• [EXERCISE DIRECTIONS]
Omit all pictures, then retype the data exactly as given.

• [RECORDS TO USE]

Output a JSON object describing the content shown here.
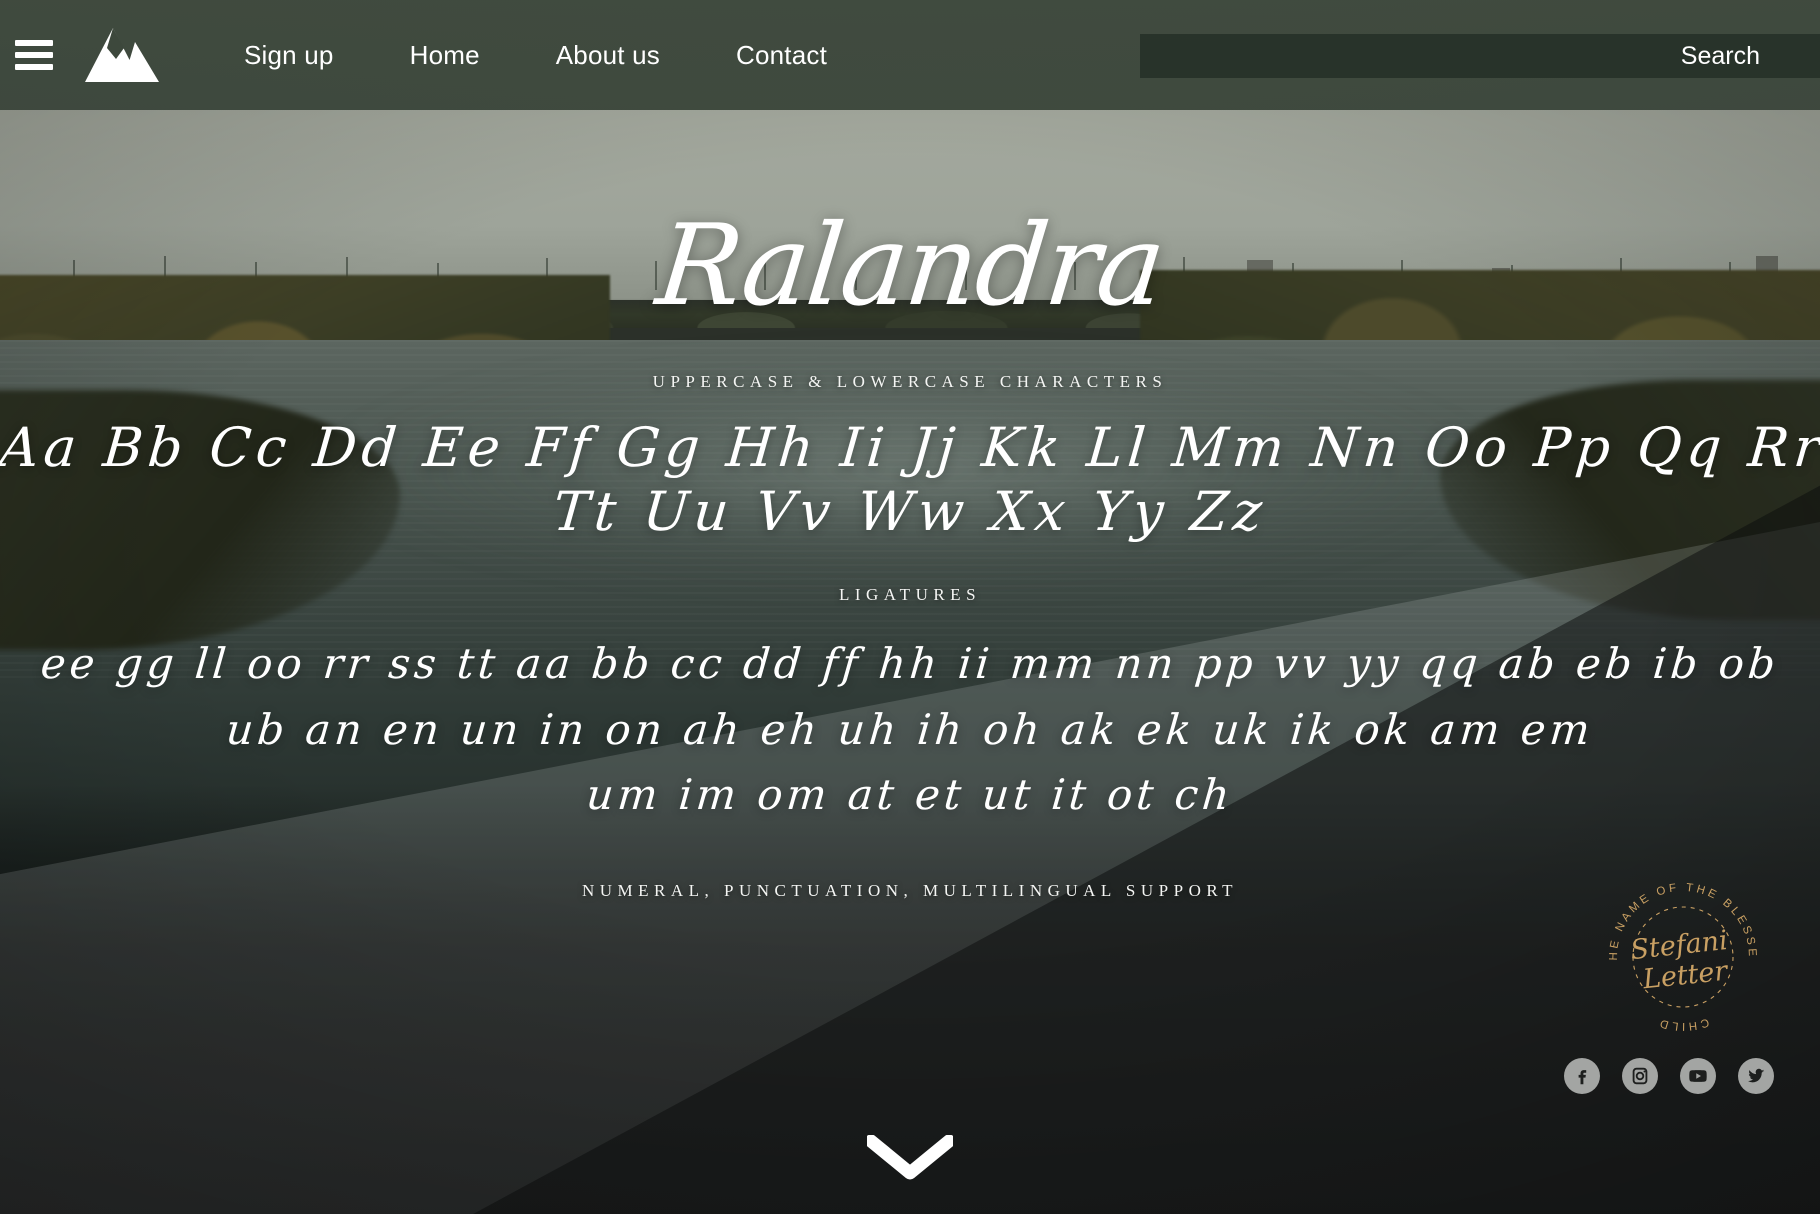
{
  "navbar": {
    "menu_icon": "hamburger-menu-icon",
    "logo_icon": "mountain-logo-icon",
    "links": [
      {
        "label": "Sign up"
      },
      {
        "label": "Home"
      },
      {
        "label": "About us"
      },
      {
        "label": "Contact"
      }
    ],
    "search": {
      "placeholder": "Search",
      "value": ""
    }
  },
  "hero": {
    "font_name": "Ralandra",
    "sections": [
      {
        "label": "UPPERCASE & LOWERCASE CHARACTERS"
      },
      {
        "label": "LIGATURES"
      },
      {
        "label": "NUMERAL, PUNCTUATION, MULTILINGUAL SUPPORT"
      }
    ],
    "alphabet_rows": [
      "Aa Bb Cc Dd Ee Ff Gg Hh Ii Jj Kk Ll Mm Nn Oo Pp Qq Rr Ss",
      "Tt Uu Vv Ww Xx Yy Zz"
    ],
    "ligature_rows": [
      "ee gg ll oo rr ss tt aa bb cc dd ff hh ii mm nn pp vv yy qq ab eb ib ob",
      "ub an en un in on ah eh uh ih oh ak ek uk ik ok am em",
      "um im om at et ut it ot ch"
    ]
  },
  "badge": {
    "ring_text_top": "THE NAME OF THE BLESSED",
    "ring_text_bottom": "CHILD",
    "ring_text_full": "THE NAME OF THE BLESSED CHILD",
    "script_line_1": "Stefani",
    "script_line_2": "Letter",
    "color": "#c9a063"
  },
  "socials": [
    {
      "name": "facebook",
      "icon": "facebook-icon"
    },
    {
      "name": "instagram",
      "icon": "instagram-icon"
    },
    {
      "name": "youtube",
      "icon": "youtube-icon"
    },
    {
      "name": "twitter",
      "icon": "twitter-icon"
    }
  ],
  "scroll_indicator": {
    "icon": "chevron-down-icon"
  },
  "colors": {
    "navbar_bg": "#3d483c",
    "search_bg": "#16201a",
    "text_on_dark": "#ffffff",
    "badge_gold": "#c9a063",
    "social_circle": "#a3a5a3"
  }
}
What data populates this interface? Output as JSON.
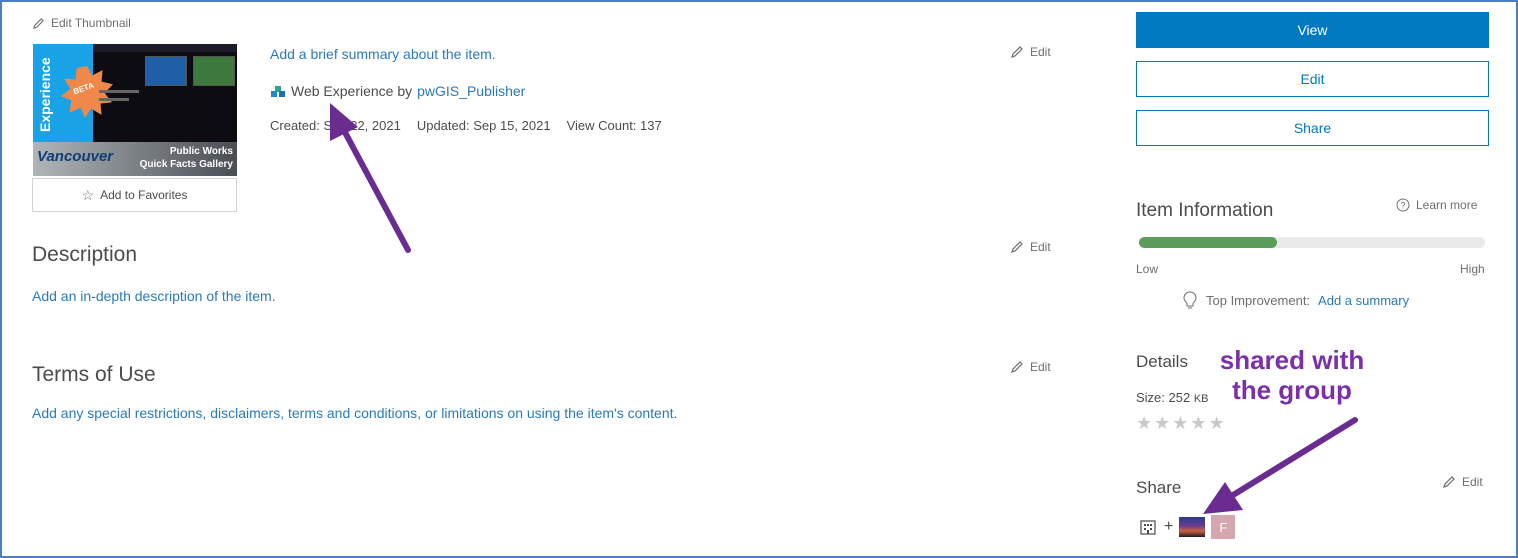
{
  "thumbnail": {
    "edit_label": "Edit Thumbnail",
    "image_big_text": "Experience",
    "image_badge": "BETA",
    "image_city": "Vancouver",
    "image_title_line1": "Public Works",
    "image_title_line2": "Quick Facts Gallery",
    "favorites_label": "Add to Favorites"
  },
  "summary": {
    "text": "Add a brief summary about the item.",
    "edit_label": "Edit",
    "type_label": "Web Experience by",
    "owner": "pwGIS_Publisher",
    "created": "Created: Sep 22, 2021",
    "updated": "Updated: Sep 15, 2021",
    "view_count": "View Count: 137"
  },
  "description": {
    "title": "Description",
    "edit_label": "Edit",
    "text": "Add an in-depth description of the item."
  },
  "terms": {
    "title": "Terms of Use",
    "edit_label": "Edit",
    "text": "Add any special restrictions, disclaimers, terms and conditions, or limitations on using the item's content."
  },
  "actions": {
    "view": "View",
    "edit": "Edit",
    "share": "Share"
  },
  "item_info": {
    "title": "Item Information",
    "learn_more": "Learn more",
    "level_fraction": 0.4,
    "low": "Low",
    "high": "High",
    "improvement_label": "Top Improvement:",
    "improvement_link": "Add a summary"
  },
  "details": {
    "title": "Details",
    "size_label": "Size: 252",
    "size_unit": "KB",
    "rating": 0,
    "rating_max": 5
  },
  "share": {
    "title": "Share",
    "edit_label": "Edit",
    "plus": "+",
    "group_initial": "F"
  },
  "annotation": {
    "line1": "shared with",
    "line2": "the group"
  },
  "colors": {
    "accent": "#0079c1",
    "link": "#2b7ab8",
    "annotation": "#7b2fa8",
    "meter_fill": "#5a9e5a"
  }
}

• [OUTPUT FOR THIS EXERCISE]
Output a JSON object describing the content shown here.
{
  "navbar": {
    "menu_icon": "hamburger-menu-icon",
    "logo_icon": "mountain-logo-icon",
    "links": [
      {
        "label": "Sign up"
      },
      {
        "label": "Home"
      },
      {
        "label": "About us"
      },
      {
        "label": "Contact"
      }
    ],
    "search": {
      "placeholder": "Search",
      "value": ""
    }
  },
  "hero": {
    "font_name": "Ralandra",
    "sections": [
      {
        "label": "UPPERCASE & LOWERCASE CHARACTERS"
      },
      {
        "label": "LIGATURES"
      },
      {
        "label": "NUMERAL, PUNCTUATION, MULTILINGUAL SUPPORT"
      }
    ],
    "alphabet_rows": [
      "Aa Bb Cc Dd Ee Ff Gg Hh Ii Jj Kk Ll Mm Nn Oo Pp Qq Rr Ss",
      "Tt Uu Vv Ww Xx Yy Zz"
    ],
    "ligature_rows": [
      "ee gg ll oo rr ss tt aa bb cc dd ff hh ii mm nn pp vv yy qq ab eb ib ob",
      "ub an en un in on ah eh uh ih oh ak ek uk ik ok am em",
      "um im om at et ut it ot ch"
    ]
  },
  "badge": {
    "ring_text_top": "THE NAME OF THE BLESSED",
    "ring_text_bottom": "CHILD",
    "ring_text_full": "THE NAME OF THE BLESSED CHILD",
    "script_line_1": "Stefani",
    "script_line_2": "Letter",
    "color": "#c9a063"
  },
  "socials": [
    {
      "name": "facebook",
      "icon": "facebook-icon"
    },
    {
      "name": "instagram",
      "icon": "instagram-icon"
    },
    {
      "name": "youtube",
      "icon": "youtube-icon"
    },
    {
      "name": "twitter",
      "icon": "twitter-icon"
    }
  ],
  "scroll_indicator": {
    "icon": "chevron-down-icon"
  },
  "colors": {
    "navbar_bg": "#3d483c",
    "search_bg": "#16201a",
    "text_on_dark": "#ffffff",
    "badge_gold": "#c9a063",
    "social_circle": "#a3a5a3"
  }
}
What data populates this interface? Output as JSON.
{
  "thumbnail": {
    "edit_label": "Edit Thumbnail",
    "image_big_text": "Experience",
    "image_badge": "BETA",
    "image_city": "Vancouver",
    "image_title_line1": "Public Works",
    "image_title_line2": "Quick Facts Gallery",
    "favorites_label": "Add to Favorites"
  },
  "summary": {
    "text": "Add a brief summary about the item.",
    "edit_label": "Edit",
    "type_label": "Web Experience by",
    "owner": "pwGIS_Publisher",
    "created": "Created: Sep 22, 2021",
    "updated": "Updated: Sep 15, 2021",
    "view_count": "View Count: 137"
  },
  "description": {
    "title": "Description",
    "edit_label": "Edit",
    "text": "Add an in-depth description of the item."
  },
  "terms": {
    "title": "Terms of Use",
    "edit_label": "Edit",
    "text": "Add any special restrictions, disclaimers, terms and conditions, or limitations on using the item's content."
  },
  "actions": {
    "view": "View",
    "edit": "Edit",
    "share": "Share"
  },
  "item_info": {
    "title": "Item Information",
    "learn_more": "Learn more",
    "level_fraction": 0.4,
    "low": "Low",
    "high": "High",
    "improvement_label": "Top Improvement:",
    "improvement_link": "Add a summary"
  },
  "details": {
    "title": "Details",
    "size_label": "Size: 252",
    "size_unit": "KB",
    "rating": 0,
    "rating_max": 5
  },
  "share": {
    "title": "Share",
    "edit_label": "Edit",
    "plus": "+",
    "group_initial": "F"
  },
  "annotation": {
    "line1": "shared with",
    "line2": "the group"
  },
  "colors": {
    "accent": "#0079c1",
    "link": "#2b7ab8",
    "annotation": "#7b2fa8",
    "meter_fill": "#5a9e5a"
  }
}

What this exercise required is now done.